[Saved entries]
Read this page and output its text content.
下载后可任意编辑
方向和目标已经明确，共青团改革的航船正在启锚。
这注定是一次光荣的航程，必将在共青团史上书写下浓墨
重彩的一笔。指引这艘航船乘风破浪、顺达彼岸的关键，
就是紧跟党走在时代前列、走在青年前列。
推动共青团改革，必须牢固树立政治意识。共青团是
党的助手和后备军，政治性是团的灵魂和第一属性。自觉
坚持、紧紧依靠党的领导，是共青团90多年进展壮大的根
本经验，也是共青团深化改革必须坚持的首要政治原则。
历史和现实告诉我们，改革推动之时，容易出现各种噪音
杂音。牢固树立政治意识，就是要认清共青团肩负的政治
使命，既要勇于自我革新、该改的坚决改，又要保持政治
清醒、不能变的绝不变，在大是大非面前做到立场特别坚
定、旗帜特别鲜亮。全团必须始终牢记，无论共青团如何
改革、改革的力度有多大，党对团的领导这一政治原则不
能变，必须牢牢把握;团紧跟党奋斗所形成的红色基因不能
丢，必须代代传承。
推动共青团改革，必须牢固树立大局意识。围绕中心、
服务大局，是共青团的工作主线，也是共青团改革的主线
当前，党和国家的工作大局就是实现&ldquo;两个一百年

[Problem to work on]
List every line above containing the word "推动共青团改革".

[Result of the task]
推动共青团改革，必须牢固树立政治意识。共青团是
推动共青团改革，必须牢固树立大局意识。围绕中心、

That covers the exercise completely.